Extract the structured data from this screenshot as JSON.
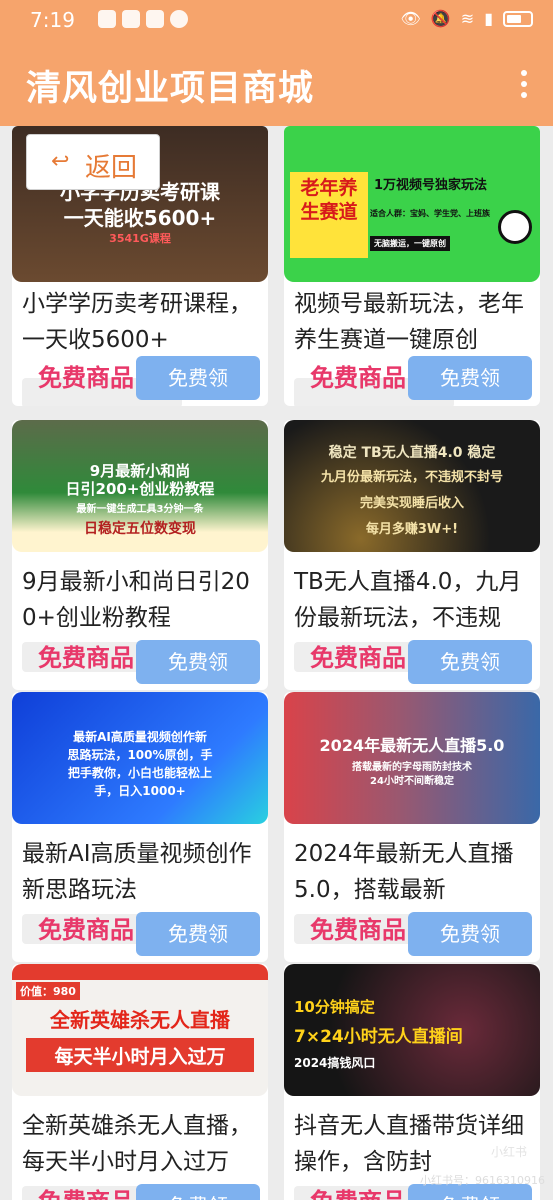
{
  "status_bar": {
    "time": "7:19"
  },
  "app": {
    "title": "清风创业项目商城"
  },
  "back": {
    "label": "返回",
    "arrow": "↩"
  },
  "cards": [
    {
      "title": "小学学历卖考研课程，一天收5600+",
      "thumb_lines": [
        "小学学历卖考研课",
        "一天能收5600+",
        "3541G课程"
      ],
      "free_label": "免费商品",
      "button": "免费领"
    },
    {
      "title": "视频号最新玩法，老年养生赛道一键原创",
      "thumb_lines": [
        "老年养生赛道",
        "1万视频号独家玩法",
        "适合人群：宝妈、学生党、上班族",
        "无脑搬运，一键原创"
      ],
      "free_label": "免费商品",
      "button": "免费领"
    },
    {
      "title": "9月最新小和尚日引200+创业粉教程",
      "thumb_lines": [
        "9月最新小和尚",
        "日引200+创业粉教程",
        "最新一键生成工具3分钟一条",
        "日稳定五位数变现"
      ],
      "free_label": "免费商品",
      "button": "免费领"
    },
    {
      "title": "TB无人直播4.0，九月份最新玩法，不违规",
      "thumb_lines": [
        "稳定 TB无人直播4.0 稳定",
        "九月份最新玩法，不违规不封号",
        "完美实现睡后收入",
        "每月多赚3W+!"
      ],
      "free_label": "免费商品",
      "button": "免费领"
    },
    {
      "title": "最新AI高质量视频创作新思路玩法",
      "thumb_lines": [
        "最新AI高质量视频创作新",
        "思路玩法，100%原创，手",
        "把手教你，小白也能轻松上",
        "手，日入1000+"
      ],
      "free_label": "免费商品",
      "button": "免费领"
    },
    {
      "title": "2024年最新无人直播5.0，搭载最新",
      "thumb_lines": [
        "2024年最新无人直播5.0",
        "搭载最新的字母雨防封技术",
        "24小时不间断稳定"
      ],
      "free_label": "免费商品",
      "button": "免费领"
    },
    {
      "title": "全新英雄杀无人直播，每天半小时月入过万",
      "thumb_lines": [
        "价值：980",
        "全新英雄杀无人直播",
        "每天半小时月入过万"
      ],
      "free_label": "免费商品",
      "button": "免费领"
    },
    {
      "title": "抖音无人直播带货详细操作，含防封",
      "thumb_lines": [
        "10分钟搞定",
        "7×24小时无人直播间",
        "2024搞钱风口"
      ],
      "free_label": "免费商品",
      "button": "免费领"
    }
  ],
  "watermark": {
    "text": "小红书号：9616310916",
    "logo": "小红书"
  }
}
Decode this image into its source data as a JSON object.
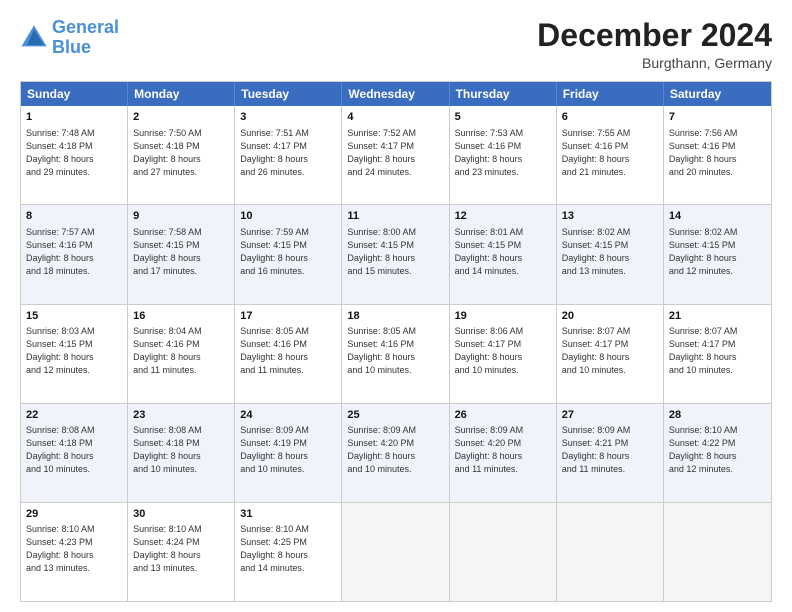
{
  "logo": {
    "line1": "General",
    "line2": "Blue"
  },
  "title": "December 2024",
  "subtitle": "Burgthann, Germany",
  "days_of_week": [
    "Sunday",
    "Monday",
    "Tuesday",
    "Wednesday",
    "Thursday",
    "Friday",
    "Saturday"
  ],
  "weeks": [
    [
      {
        "day": "1",
        "info": "Sunrise: 7:48 AM\nSunset: 4:18 PM\nDaylight: 8 hours\nand 29 minutes."
      },
      {
        "day": "2",
        "info": "Sunrise: 7:50 AM\nSunset: 4:18 PM\nDaylight: 8 hours\nand 27 minutes."
      },
      {
        "day": "3",
        "info": "Sunrise: 7:51 AM\nSunset: 4:17 PM\nDaylight: 8 hours\nand 26 minutes."
      },
      {
        "day": "4",
        "info": "Sunrise: 7:52 AM\nSunset: 4:17 PM\nDaylight: 8 hours\nand 24 minutes."
      },
      {
        "day": "5",
        "info": "Sunrise: 7:53 AM\nSunset: 4:16 PM\nDaylight: 8 hours\nand 23 minutes."
      },
      {
        "day": "6",
        "info": "Sunrise: 7:55 AM\nSunset: 4:16 PM\nDaylight: 8 hours\nand 21 minutes."
      },
      {
        "day": "7",
        "info": "Sunrise: 7:56 AM\nSunset: 4:16 PM\nDaylight: 8 hours\nand 20 minutes."
      }
    ],
    [
      {
        "day": "8",
        "info": "Sunrise: 7:57 AM\nSunset: 4:16 PM\nDaylight: 8 hours\nand 18 minutes."
      },
      {
        "day": "9",
        "info": "Sunrise: 7:58 AM\nSunset: 4:15 PM\nDaylight: 8 hours\nand 17 minutes."
      },
      {
        "day": "10",
        "info": "Sunrise: 7:59 AM\nSunset: 4:15 PM\nDaylight: 8 hours\nand 16 minutes."
      },
      {
        "day": "11",
        "info": "Sunrise: 8:00 AM\nSunset: 4:15 PM\nDaylight: 8 hours\nand 15 minutes."
      },
      {
        "day": "12",
        "info": "Sunrise: 8:01 AM\nSunset: 4:15 PM\nDaylight: 8 hours\nand 14 minutes."
      },
      {
        "day": "13",
        "info": "Sunrise: 8:02 AM\nSunset: 4:15 PM\nDaylight: 8 hours\nand 13 minutes."
      },
      {
        "day": "14",
        "info": "Sunrise: 8:02 AM\nSunset: 4:15 PM\nDaylight: 8 hours\nand 12 minutes."
      }
    ],
    [
      {
        "day": "15",
        "info": "Sunrise: 8:03 AM\nSunset: 4:15 PM\nDaylight: 8 hours\nand 12 minutes."
      },
      {
        "day": "16",
        "info": "Sunrise: 8:04 AM\nSunset: 4:16 PM\nDaylight: 8 hours\nand 11 minutes."
      },
      {
        "day": "17",
        "info": "Sunrise: 8:05 AM\nSunset: 4:16 PM\nDaylight: 8 hours\nand 11 minutes."
      },
      {
        "day": "18",
        "info": "Sunrise: 8:05 AM\nSunset: 4:16 PM\nDaylight: 8 hours\nand 10 minutes."
      },
      {
        "day": "19",
        "info": "Sunrise: 8:06 AM\nSunset: 4:17 PM\nDaylight: 8 hours\nand 10 minutes."
      },
      {
        "day": "20",
        "info": "Sunrise: 8:07 AM\nSunset: 4:17 PM\nDaylight: 8 hours\nand 10 minutes."
      },
      {
        "day": "21",
        "info": "Sunrise: 8:07 AM\nSunset: 4:17 PM\nDaylight: 8 hours\nand 10 minutes."
      }
    ],
    [
      {
        "day": "22",
        "info": "Sunrise: 8:08 AM\nSunset: 4:18 PM\nDaylight: 8 hours\nand 10 minutes."
      },
      {
        "day": "23",
        "info": "Sunrise: 8:08 AM\nSunset: 4:18 PM\nDaylight: 8 hours\nand 10 minutes."
      },
      {
        "day": "24",
        "info": "Sunrise: 8:09 AM\nSunset: 4:19 PM\nDaylight: 8 hours\nand 10 minutes."
      },
      {
        "day": "25",
        "info": "Sunrise: 8:09 AM\nSunset: 4:20 PM\nDaylight: 8 hours\nand 10 minutes."
      },
      {
        "day": "26",
        "info": "Sunrise: 8:09 AM\nSunset: 4:20 PM\nDaylight: 8 hours\nand 11 minutes."
      },
      {
        "day": "27",
        "info": "Sunrise: 8:09 AM\nSunset: 4:21 PM\nDaylight: 8 hours\nand 11 minutes."
      },
      {
        "day": "28",
        "info": "Sunrise: 8:10 AM\nSunset: 4:22 PM\nDaylight: 8 hours\nand 12 minutes."
      }
    ],
    [
      {
        "day": "29",
        "info": "Sunrise: 8:10 AM\nSunset: 4:23 PM\nDaylight: 8 hours\nand 13 minutes."
      },
      {
        "day": "30",
        "info": "Sunrise: 8:10 AM\nSunset: 4:24 PM\nDaylight: 8 hours\nand 13 minutes."
      },
      {
        "day": "31",
        "info": "Sunrise: 8:10 AM\nSunset: 4:25 PM\nDaylight: 8 hours\nand 14 minutes."
      },
      {
        "day": "",
        "info": ""
      },
      {
        "day": "",
        "info": ""
      },
      {
        "day": "",
        "info": ""
      },
      {
        "day": "",
        "info": ""
      }
    ]
  ]
}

▶ _Aim of the exercise_
Transcribe the full listing character for character. Pictures are excluded.

▶ _Solution to the exercise_
Extract the structured data from this screenshot as JSON.
{
  "status_bar": {
    "time": "7:19"
  },
  "app": {
    "title": "清风创业项目商城"
  },
  "back": {
    "label": "返回",
    "arrow": "↩"
  },
  "cards": [
    {
      "title": "小学学历卖考研课程，一天收5600+",
      "thumb_lines": [
        "小学学历卖考研课",
        "一天能收5600+",
        "3541G课程"
      ],
      "free_label": "免费商品",
      "button": "免费领"
    },
    {
      "title": "视频号最新玩法，老年养生赛道一键原创",
      "thumb_lines": [
        "老年养生赛道",
        "1万视频号独家玩法",
        "适合人群：宝妈、学生党、上班族",
        "无脑搬运，一键原创"
      ],
      "free_label": "免费商品",
      "button": "免费领"
    },
    {
      "title": "9月最新小和尚日引200+创业粉教程",
      "thumb_lines": [
        "9月最新小和尚",
        "日引200+创业粉教程",
        "最新一键生成工具3分钟一条",
        "日稳定五位数变现"
      ],
      "free_label": "免费商品",
      "button": "免费领"
    },
    {
      "title": "TB无人直播4.0，九月份最新玩法，不违规",
      "thumb_lines": [
        "稳定 TB无人直播4.0 稳定",
        "九月份最新玩法，不违规不封号",
        "完美实现睡后收入",
        "每月多赚3W+!"
      ],
      "free_label": "免费商品",
      "button": "免费领"
    },
    {
      "title": "最新AI高质量视频创作新思路玩法",
      "thumb_lines": [
        "最新AI高质量视频创作新",
        "思路玩法，100%原创，手",
        "把手教你，小白也能轻松上",
        "手，日入1000+"
      ],
      "free_label": "免费商品",
      "button": "免费领"
    },
    {
      "title": "2024年最新无人直播5.0，搭载最新",
      "thumb_lines": [
        "2024年最新无人直播5.0",
        "搭载最新的字母雨防封技术",
        "24小时不间断稳定"
      ],
      "free_label": "免费商品",
      "button": "免费领"
    },
    {
      "title": "全新英雄杀无人直播，每天半小时月入过万",
      "thumb_lines": [
        "价值：980",
        "全新英雄杀无人直播",
        "每天半小时月入过万"
      ],
      "free_label": "免费商品",
      "button": "免费领"
    },
    {
      "title": "抖音无人直播带货详细操作，含防封",
      "thumb_lines": [
        "10分钟搞定",
        "7×24小时无人直播间",
        "2024搞钱风口"
      ],
      "free_label": "免费商品",
      "button": "免费领"
    }
  ],
  "watermark": {
    "text": "小红书号：9616310916",
    "logo": "小红书"
  }
}
Decode this image into its source data as a JSON object.
{
  "logo": {
    "line1": "General",
    "line2": "Blue"
  },
  "title": "December 2024",
  "subtitle": "Burgthann, Germany",
  "days_of_week": [
    "Sunday",
    "Monday",
    "Tuesday",
    "Wednesday",
    "Thursday",
    "Friday",
    "Saturday"
  ],
  "weeks": [
    [
      {
        "day": "1",
        "info": "Sunrise: 7:48 AM\nSunset: 4:18 PM\nDaylight: 8 hours\nand 29 minutes."
      },
      {
        "day": "2",
        "info": "Sunrise: 7:50 AM\nSunset: 4:18 PM\nDaylight: 8 hours\nand 27 minutes."
      },
      {
        "day": "3",
        "info": "Sunrise: 7:51 AM\nSunset: 4:17 PM\nDaylight: 8 hours\nand 26 minutes."
      },
      {
        "day": "4",
        "info": "Sunrise: 7:52 AM\nSunset: 4:17 PM\nDaylight: 8 hours\nand 24 minutes."
      },
      {
        "day": "5",
        "info": "Sunrise: 7:53 AM\nSunset: 4:16 PM\nDaylight: 8 hours\nand 23 minutes."
      },
      {
        "day": "6",
        "info": "Sunrise: 7:55 AM\nSunset: 4:16 PM\nDaylight: 8 hours\nand 21 minutes."
      },
      {
        "day": "7",
        "info": "Sunrise: 7:56 AM\nSunset: 4:16 PM\nDaylight: 8 hours\nand 20 minutes."
      }
    ],
    [
      {
        "day": "8",
        "info": "Sunrise: 7:57 AM\nSunset: 4:16 PM\nDaylight: 8 hours\nand 18 minutes."
      },
      {
        "day": "9",
        "info": "Sunrise: 7:58 AM\nSunset: 4:15 PM\nDaylight: 8 hours\nand 17 minutes."
      },
      {
        "day": "10",
        "info": "Sunrise: 7:59 AM\nSunset: 4:15 PM\nDaylight: 8 hours\nand 16 minutes."
      },
      {
        "day": "11",
        "info": "Sunrise: 8:00 AM\nSunset: 4:15 PM\nDaylight: 8 hours\nand 15 minutes."
      },
      {
        "day": "12",
        "info": "Sunrise: 8:01 AM\nSunset: 4:15 PM\nDaylight: 8 hours\nand 14 minutes."
      },
      {
        "day": "13",
        "info": "Sunrise: 8:02 AM\nSunset: 4:15 PM\nDaylight: 8 hours\nand 13 minutes."
      },
      {
        "day": "14",
        "info": "Sunrise: 8:02 AM\nSunset: 4:15 PM\nDaylight: 8 hours\nand 12 minutes."
      }
    ],
    [
      {
        "day": "15",
        "info": "Sunrise: 8:03 AM\nSunset: 4:15 PM\nDaylight: 8 hours\nand 12 minutes."
      },
      {
        "day": "16",
        "info": "Sunrise: 8:04 AM\nSunset: 4:16 PM\nDaylight: 8 hours\nand 11 minutes."
      },
      {
        "day": "17",
        "info": "Sunrise: 8:05 AM\nSunset: 4:16 PM\nDaylight: 8 hours\nand 11 minutes."
      },
      {
        "day": "18",
        "info": "Sunrise: 8:05 AM\nSunset: 4:16 PM\nDaylight: 8 hours\nand 10 minutes."
      },
      {
        "day": "19",
        "info": "Sunrise: 8:06 AM\nSunset: 4:17 PM\nDaylight: 8 hours\nand 10 minutes."
      },
      {
        "day": "20",
        "info": "Sunrise: 8:07 AM\nSunset: 4:17 PM\nDaylight: 8 hours\nand 10 minutes."
      },
      {
        "day": "21",
        "info": "Sunrise: 8:07 AM\nSunset: 4:17 PM\nDaylight: 8 hours\nand 10 minutes."
      }
    ],
    [
      {
        "day": "22",
        "info": "Sunrise: 8:08 AM\nSunset: 4:18 PM\nDaylight: 8 hours\nand 10 minutes."
      },
      {
        "day": "23",
        "info": "Sunrise: 8:08 AM\nSunset: 4:18 PM\nDaylight: 8 hours\nand 10 minutes."
      },
      {
        "day": "24",
        "info": "Sunrise: 8:09 AM\nSunset: 4:19 PM\nDaylight: 8 hours\nand 10 minutes."
      },
      {
        "day": "25",
        "info": "Sunrise: 8:09 AM\nSunset: 4:20 PM\nDaylight: 8 hours\nand 10 minutes."
      },
      {
        "day": "26",
        "info": "Sunrise: 8:09 AM\nSunset: 4:20 PM\nDaylight: 8 hours\nand 11 minutes."
      },
      {
        "day": "27",
        "info": "Sunrise: 8:09 AM\nSunset: 4:21 PM\nDaylight: 8 hours\nand 11 minutes."
      },
      {
        "day": "28",
        "info": "Sunrise: 8:10 AM\nSunset: 4:22 PM\nDaylight: 8 hours\nand 12 minutes."
      }
    ],
    [
      {
        "day": "29",
        "info": "Sunrise: 8:10 AM\nSunset: 4:23 PM\nDaylight: 8 hours\nand 13 minutes."
      },
      {
        "day": "30",
        "info": "Sunrise: 8:10 AM\nSunset: 4:24 PM\nDaylight: 8 hours\nand 13 minutes."
      },
      {
        "day": "31",
        "info": "Sunrise: 8:10 AM\nSunset: 4:25 PM\nDaylight: 8 hours\nand 14 minutes."
      },
      {
        "day": "",
        "info": ""
      },
      {
        "day": "",
        "info": ""
      },
      {
        "day": "",
        "info": ""
      },
      {
        "day": "",
        "info": ""
      }
    ]
  ]
}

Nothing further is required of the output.